Request - Gather every line from the entries below that includes "content".

Provided records -
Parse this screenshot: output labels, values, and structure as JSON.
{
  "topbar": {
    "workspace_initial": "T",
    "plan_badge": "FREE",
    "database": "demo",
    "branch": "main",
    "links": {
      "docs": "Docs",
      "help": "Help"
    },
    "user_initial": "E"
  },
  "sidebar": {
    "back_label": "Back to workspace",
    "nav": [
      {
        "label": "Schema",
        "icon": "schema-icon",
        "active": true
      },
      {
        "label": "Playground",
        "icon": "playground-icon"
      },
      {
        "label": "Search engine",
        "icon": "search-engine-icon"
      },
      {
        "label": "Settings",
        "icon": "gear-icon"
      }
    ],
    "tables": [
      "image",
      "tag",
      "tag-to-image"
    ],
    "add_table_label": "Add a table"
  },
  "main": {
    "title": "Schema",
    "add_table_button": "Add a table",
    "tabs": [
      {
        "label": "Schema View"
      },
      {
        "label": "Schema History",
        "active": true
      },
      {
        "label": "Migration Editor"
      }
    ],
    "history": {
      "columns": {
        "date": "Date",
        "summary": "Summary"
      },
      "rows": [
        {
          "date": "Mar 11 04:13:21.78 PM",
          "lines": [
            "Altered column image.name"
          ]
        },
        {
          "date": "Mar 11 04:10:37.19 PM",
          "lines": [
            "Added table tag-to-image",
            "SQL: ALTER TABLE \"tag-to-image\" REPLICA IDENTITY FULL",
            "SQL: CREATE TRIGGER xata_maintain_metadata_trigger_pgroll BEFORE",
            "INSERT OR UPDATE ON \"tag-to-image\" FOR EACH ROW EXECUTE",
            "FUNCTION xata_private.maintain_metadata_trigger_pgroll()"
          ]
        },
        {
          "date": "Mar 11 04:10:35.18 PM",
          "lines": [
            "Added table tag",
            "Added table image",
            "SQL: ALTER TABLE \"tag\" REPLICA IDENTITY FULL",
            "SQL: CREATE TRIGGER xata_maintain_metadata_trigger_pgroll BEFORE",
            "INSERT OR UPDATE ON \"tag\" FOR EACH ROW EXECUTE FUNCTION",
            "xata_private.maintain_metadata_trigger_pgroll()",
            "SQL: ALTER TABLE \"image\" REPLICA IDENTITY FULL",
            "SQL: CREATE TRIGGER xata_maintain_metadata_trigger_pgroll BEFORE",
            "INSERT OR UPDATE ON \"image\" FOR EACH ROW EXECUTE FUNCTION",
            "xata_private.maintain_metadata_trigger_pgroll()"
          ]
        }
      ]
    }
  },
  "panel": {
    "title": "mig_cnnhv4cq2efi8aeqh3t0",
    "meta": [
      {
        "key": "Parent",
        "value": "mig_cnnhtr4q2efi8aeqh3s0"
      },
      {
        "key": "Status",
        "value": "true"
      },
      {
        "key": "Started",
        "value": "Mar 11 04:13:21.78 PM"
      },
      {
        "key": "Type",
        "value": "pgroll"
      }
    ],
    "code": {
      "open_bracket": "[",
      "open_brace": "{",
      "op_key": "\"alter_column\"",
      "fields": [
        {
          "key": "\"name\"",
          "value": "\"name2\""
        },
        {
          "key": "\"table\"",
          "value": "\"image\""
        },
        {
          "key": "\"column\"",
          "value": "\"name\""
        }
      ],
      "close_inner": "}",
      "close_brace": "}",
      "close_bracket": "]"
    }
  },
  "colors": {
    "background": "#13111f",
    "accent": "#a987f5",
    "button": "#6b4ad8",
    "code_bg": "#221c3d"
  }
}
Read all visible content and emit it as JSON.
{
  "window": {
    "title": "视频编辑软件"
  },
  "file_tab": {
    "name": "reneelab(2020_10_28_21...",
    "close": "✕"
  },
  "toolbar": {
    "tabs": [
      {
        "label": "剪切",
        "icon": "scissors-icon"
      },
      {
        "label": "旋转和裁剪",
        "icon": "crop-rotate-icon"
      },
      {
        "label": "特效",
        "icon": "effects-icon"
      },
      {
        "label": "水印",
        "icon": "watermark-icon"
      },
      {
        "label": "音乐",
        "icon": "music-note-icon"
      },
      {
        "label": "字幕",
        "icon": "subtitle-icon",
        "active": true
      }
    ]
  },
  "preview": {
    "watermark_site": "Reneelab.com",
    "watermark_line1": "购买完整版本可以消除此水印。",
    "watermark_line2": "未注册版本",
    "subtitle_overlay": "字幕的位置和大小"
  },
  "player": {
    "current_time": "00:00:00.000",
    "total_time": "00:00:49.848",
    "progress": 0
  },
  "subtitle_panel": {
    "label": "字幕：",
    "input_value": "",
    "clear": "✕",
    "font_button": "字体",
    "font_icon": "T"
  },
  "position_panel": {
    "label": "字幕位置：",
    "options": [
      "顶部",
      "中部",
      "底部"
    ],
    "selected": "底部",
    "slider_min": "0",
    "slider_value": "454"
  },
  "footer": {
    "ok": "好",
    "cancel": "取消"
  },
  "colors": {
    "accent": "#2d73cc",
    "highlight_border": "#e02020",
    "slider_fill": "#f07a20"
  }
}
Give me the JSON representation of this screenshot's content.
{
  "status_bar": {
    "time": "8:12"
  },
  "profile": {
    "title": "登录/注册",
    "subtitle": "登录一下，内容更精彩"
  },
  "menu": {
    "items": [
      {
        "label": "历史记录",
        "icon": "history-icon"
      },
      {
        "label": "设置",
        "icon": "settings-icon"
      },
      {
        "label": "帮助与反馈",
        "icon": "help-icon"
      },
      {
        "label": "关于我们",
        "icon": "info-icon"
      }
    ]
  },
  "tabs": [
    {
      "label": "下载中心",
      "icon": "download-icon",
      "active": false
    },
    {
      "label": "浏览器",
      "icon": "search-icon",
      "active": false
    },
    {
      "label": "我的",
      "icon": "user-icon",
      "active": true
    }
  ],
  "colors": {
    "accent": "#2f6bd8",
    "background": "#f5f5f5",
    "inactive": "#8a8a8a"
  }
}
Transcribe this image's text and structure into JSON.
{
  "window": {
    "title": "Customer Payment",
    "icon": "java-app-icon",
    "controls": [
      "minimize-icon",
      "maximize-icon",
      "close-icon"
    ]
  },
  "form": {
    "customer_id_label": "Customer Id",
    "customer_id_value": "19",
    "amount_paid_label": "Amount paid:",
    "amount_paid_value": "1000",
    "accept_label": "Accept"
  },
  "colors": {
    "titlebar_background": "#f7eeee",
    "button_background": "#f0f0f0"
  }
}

Task output -
Read all visible content and emit it as JSON.
Give me the JSON representation of this screenshot's content.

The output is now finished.